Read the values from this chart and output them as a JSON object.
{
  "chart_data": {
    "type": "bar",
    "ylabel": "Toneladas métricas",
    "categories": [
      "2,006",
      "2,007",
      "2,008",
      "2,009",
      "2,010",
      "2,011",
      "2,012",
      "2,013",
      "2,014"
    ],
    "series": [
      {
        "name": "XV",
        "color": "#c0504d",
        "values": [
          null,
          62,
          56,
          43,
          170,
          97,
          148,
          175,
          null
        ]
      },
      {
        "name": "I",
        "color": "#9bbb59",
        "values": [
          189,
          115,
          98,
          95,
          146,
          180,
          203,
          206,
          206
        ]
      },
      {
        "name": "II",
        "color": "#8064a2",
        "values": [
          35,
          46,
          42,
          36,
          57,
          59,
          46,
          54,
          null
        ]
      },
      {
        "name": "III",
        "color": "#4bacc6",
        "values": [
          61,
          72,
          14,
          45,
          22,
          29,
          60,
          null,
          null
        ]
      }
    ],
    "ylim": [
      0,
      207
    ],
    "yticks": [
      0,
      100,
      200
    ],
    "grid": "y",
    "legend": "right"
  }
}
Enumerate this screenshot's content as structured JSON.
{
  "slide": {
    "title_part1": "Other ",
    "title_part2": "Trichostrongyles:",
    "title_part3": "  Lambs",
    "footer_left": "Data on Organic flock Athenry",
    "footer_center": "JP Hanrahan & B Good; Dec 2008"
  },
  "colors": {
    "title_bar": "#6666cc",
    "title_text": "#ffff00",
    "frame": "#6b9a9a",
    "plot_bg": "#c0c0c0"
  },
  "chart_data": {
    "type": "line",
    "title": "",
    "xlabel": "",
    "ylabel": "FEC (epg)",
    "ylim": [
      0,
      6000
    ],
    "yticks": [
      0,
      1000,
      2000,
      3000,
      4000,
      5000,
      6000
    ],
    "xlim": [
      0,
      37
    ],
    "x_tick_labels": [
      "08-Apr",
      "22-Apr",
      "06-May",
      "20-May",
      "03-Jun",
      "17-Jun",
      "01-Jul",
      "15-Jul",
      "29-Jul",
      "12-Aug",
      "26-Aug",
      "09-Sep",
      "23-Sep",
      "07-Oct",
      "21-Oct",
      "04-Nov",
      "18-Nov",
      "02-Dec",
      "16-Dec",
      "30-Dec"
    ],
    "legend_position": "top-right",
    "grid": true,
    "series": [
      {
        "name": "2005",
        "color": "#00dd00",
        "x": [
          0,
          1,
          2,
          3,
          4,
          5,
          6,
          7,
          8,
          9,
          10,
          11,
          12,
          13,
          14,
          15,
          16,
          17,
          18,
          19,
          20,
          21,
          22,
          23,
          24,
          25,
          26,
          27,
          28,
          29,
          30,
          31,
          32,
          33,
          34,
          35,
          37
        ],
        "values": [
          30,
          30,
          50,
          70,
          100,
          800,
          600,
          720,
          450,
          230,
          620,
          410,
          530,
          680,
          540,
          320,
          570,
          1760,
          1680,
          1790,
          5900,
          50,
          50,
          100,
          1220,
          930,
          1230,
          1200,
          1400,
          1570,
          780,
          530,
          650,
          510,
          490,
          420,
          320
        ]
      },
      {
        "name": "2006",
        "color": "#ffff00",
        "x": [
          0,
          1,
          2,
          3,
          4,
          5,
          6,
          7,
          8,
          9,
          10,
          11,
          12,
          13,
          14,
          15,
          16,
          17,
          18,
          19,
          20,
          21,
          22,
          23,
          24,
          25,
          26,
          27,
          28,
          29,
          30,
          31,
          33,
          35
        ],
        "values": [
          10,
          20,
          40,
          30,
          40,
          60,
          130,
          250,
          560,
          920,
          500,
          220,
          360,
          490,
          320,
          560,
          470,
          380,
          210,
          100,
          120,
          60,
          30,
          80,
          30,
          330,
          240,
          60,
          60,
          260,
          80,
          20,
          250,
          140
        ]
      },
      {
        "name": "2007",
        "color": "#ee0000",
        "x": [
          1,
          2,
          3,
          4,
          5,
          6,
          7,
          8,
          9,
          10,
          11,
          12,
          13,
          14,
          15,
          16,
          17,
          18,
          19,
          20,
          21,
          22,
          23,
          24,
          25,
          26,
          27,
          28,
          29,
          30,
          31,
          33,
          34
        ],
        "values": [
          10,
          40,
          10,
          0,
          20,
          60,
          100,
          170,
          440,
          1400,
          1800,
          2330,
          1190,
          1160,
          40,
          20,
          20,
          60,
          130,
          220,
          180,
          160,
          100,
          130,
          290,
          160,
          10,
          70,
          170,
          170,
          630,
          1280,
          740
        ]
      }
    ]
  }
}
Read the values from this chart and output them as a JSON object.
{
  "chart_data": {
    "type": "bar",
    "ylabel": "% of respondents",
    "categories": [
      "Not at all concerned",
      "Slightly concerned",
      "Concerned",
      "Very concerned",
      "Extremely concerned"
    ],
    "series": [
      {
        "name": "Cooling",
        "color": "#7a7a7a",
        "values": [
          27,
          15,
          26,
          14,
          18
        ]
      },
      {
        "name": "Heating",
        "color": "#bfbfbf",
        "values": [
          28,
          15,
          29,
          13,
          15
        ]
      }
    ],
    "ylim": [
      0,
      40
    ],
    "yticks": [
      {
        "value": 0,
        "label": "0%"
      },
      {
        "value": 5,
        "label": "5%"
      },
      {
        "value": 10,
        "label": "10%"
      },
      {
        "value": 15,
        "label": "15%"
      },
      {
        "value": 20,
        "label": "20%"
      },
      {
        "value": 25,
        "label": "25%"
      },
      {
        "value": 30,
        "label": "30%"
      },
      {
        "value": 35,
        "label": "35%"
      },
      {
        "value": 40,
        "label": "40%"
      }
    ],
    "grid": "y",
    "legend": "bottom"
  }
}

##########

[Instructions for the task] Set down all of the records shown above once more, exactly.

[Right answer]
Read the values from this chart and output them as a JSON object.
{
  "chart_data": {
    "type": "bar",
    "ylabel": "Toneladas métricas",
    "categories": [
      "2,006",
      "2,007",
      "2,008",
      "2,009",
      "2,010",
      "2,011",
      "2,012",
      "2,013",
      "2,014"
    ],
    "series": [
      {
        "name": "XV",
        "color": "#c0504d",
        "values": [
          null,
          62,
          56,
          43,
          170,
          97,
          148,
          175,
          null
        ]
      },
      {
        "name": "I",
        "color": "#9bbb59",
        "values": [
          189,
          115,
          98,
          95,
          146,
          180,
          203,
          206,
          206
        ]
      },
      {
        "name": "II",
        "color": "#8064a2",
        "values": [
          35,
          46,
          42,
          36,
          57,
          59,
          46,
          54,
          null
        ]
      },
      {
        "name": "III",
        "color": "#4bacc6",
        "values": [
          61,
          72,
          14,
          45,
          22,
          29,
          60,
          null,
          null
        ]
      }
    ],
    "ylim": [
      0,
      207
    ],
    "yticks": [
      0,
      100,
      200
    ],
    "grid": "y",
    "legend": "right"
  }
}
Enumerate this screenshot's content as structured JSON.
{
  "slide": {
    "title_part1": "Other ",
    "title_part2": "Trichostrongyles:",
    "title_part3": "  Lambs",
    "footer_left": "Data on Organic flock Athenry",
    "footer_center": "JP Hanrahan & B Good; Dec 2008"
  },
  "colors": {
    "title_bar": "#6666cc",
    "title_text": "#ffff00",
    "frame": "#6b9a9a",
    "plot_bg": "#c0c0c0"
  },
  "chart_data": {
    "type": "line",
    "title": "",
    "xlabel": "",
    "ylabel": "FEC (epg)",
    "ylim": [
      0,
      6000
    ],
    "yticks": [
      0,
      1000,
      2000,
      3000,
      4000,
      5000,
      6000
    ],
    "xlim": [
      0,
      37
    ],
    "x_tick_labels": [
      "08-Apr",
      "22-Apr",
      "06-May",
      "20-May",
      "03-Jun",
      "17-Jun",
      "01-Jul",
      "15-Jul",
      "29-Jul",
      "12-Aug",
      "26-Aug",
      "09-Sep",
      "23-Sep",
      "07-Oct",
      "21-Oct",
      "04-Nov",
      "18-Nov",
      "02-Dec",
      "16-Dec",
      "30-Dec"
    ],
    "legend_position": "top-right",
    "grid": true,
    "series": [
      {
        "name": "2005",
        "color": "#00dd00",
        "x": [
          0,
          1,
          2,
          3,
          4,
          5,
          6,
          7,
          8,
          9,
          10,
          11,
          12,
          13,
          14,
          15,
          16,
          17,
          18,
          19,
          20,
          21,
          22,
          23,
          24,
          25,
          26,
          27,
          28,
          29,
          30,
          31,
          32,
          33,
          34,
          35,
          37
        ],
        "values": [
          30,
          30,
          50,
          70,
          100,
          800,
          600,
          720,
          450,
          230,
          620,
          410,
          530,
          680,
          540,
          320,
          570,
          1760,
          1680,
          1790,
          5900,
          50,
          50,
          100,
          1220,
          930,
          1230,
          1200,
          1400,
          1570,
          780,
          530,
          650,
          510,
          490,
          420,
          320
        ]
      },
      {
        "name": "2006",
        "color": "#ffff00",
        "x": [
          0,
          1,
          2,
          3,
          4,
          5,
          6,
          7,
          8,
          9,
          10,
          11,
          12,
          13,
          14,
          15,
          16,
          17,
          18,
          19,
          20,
          21,
          22,
          23,
          24,
          25,
          26,
          27,
          28,
          29,
          30,
          31,
          33,
          35
        ],
        "values": [
          10,
          20,
          40,
          30,
          40,
          60,
          130,
          250,
          560,
          920,
          500,
          220,
          360,
          490,
          320,
          560,
          470,
          380,
          210,
          100,
          120,
          60,
          30,
          80,
          30,
          330,
          240,
          60,
          60,
          260,
          80,
          20,
          250,
          140
        ]
      },
      {
        "name": "2007",
        "color": "#ee0000",
        "x": [
          1,
          2,
          3,
          4,
          5,
          6,
          7,
          8,
          9,
          10,
          11,
          12,
          13,
          14,
          15,
          16,
          17,
          18,
          19,
          20,
          21,
          22,
          23,
          24,
          25,
          26,
          27,
          28,
          29,
          30,
          31,
          33,
          34
        ],
        "values": [
          10,
          40,
          10,
          0,
          20,
          60,
          100,
          170,
          440,
          1400,
          1800,
          2330,
          1190,
          1160,
          40,
          20,
          20,
          60,
          130,
          220,
          180,
          160,
          100,
          130,
          290,
          160,
          10,
          70,
          170,
          170,
          630,
          1280,
          740
        ]
      }
    ]
  }
}
Read the values from this chart and output them as a JSON object.
{
  "chart_data": {
    "type": "bar",
    "ylabel": "% of respondents",
    "categories": [
      "Not at all concerned",
      "Slightly concerned",
      "Concerned",
      "Very concerned",
      "Extremely concerned"
    ],
    "series": [
      {
        "name": "Cooling",
        "color": "#7a7a7a",
        "values": [
          27,
          15,
          26,
          14,
          18
        ]
      },
      {
        "name": "Heating",
        "color": "#bfbfbf",
        "values": [
          28,
          15,
          29,
          13,
          15
        ]
      }
    ],
    "ylim": [
      0,
      40
    ],
    "yticks": [
      {
        "value": 0,
        "label": "0%"
      },
      {
        "value": 5,
        "label": "5%"
      },
      {
        "value": 10,
        "label": "10%"
      },
      {
        "value": 15,
        "label": "15%"
      },
      {
        "value": 20,
        "label": "20%"
      },
      {
        "value": 25,
        "label": "25%"
      },
      {
        "value": 30,
        "label": "30%"
      },
      {
        "value": 35,
        "label": "35%"
      },
      {
        "value": 40,
        "label": "40%"
      }
    ],
    "grid": "y",
    "legend": "bottom"
  }
}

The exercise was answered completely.